Work to be completed
Sift the material for lines containing "name", and return them.

Task inputs
** BEGIN **
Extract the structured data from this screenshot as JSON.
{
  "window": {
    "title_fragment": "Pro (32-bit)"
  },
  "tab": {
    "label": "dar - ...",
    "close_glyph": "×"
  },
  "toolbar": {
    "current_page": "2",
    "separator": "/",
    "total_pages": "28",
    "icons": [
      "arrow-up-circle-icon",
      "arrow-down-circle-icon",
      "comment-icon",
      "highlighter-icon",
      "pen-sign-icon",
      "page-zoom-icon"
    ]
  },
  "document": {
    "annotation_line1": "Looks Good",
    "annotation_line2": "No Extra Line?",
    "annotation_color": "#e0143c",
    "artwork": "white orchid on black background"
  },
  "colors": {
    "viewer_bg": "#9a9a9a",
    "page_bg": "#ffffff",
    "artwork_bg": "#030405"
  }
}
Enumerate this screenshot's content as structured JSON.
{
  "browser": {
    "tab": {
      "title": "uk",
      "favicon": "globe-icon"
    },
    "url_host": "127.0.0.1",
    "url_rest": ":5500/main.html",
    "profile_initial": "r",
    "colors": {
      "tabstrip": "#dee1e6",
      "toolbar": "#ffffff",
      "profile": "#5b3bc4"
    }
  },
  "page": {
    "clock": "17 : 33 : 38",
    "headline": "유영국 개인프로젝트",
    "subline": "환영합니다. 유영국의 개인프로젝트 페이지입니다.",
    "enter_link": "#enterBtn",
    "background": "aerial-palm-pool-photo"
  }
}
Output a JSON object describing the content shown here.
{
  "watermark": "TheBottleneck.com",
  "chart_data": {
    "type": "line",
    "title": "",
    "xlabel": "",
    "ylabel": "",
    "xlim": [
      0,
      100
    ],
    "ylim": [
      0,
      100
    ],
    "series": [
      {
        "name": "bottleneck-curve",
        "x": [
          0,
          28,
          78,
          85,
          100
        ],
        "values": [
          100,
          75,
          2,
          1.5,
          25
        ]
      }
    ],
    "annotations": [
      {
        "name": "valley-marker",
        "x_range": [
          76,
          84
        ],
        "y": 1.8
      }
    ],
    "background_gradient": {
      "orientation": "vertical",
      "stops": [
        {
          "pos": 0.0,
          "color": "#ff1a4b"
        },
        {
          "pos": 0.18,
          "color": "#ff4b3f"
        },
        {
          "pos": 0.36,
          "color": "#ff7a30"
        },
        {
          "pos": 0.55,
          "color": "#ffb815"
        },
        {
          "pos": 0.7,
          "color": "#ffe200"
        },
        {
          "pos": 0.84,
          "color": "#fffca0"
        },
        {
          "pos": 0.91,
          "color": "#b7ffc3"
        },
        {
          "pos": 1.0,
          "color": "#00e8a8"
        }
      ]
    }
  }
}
** END **
Solution to the problem
        "name": "bottleneck-curve",
        "name": "valley-marker",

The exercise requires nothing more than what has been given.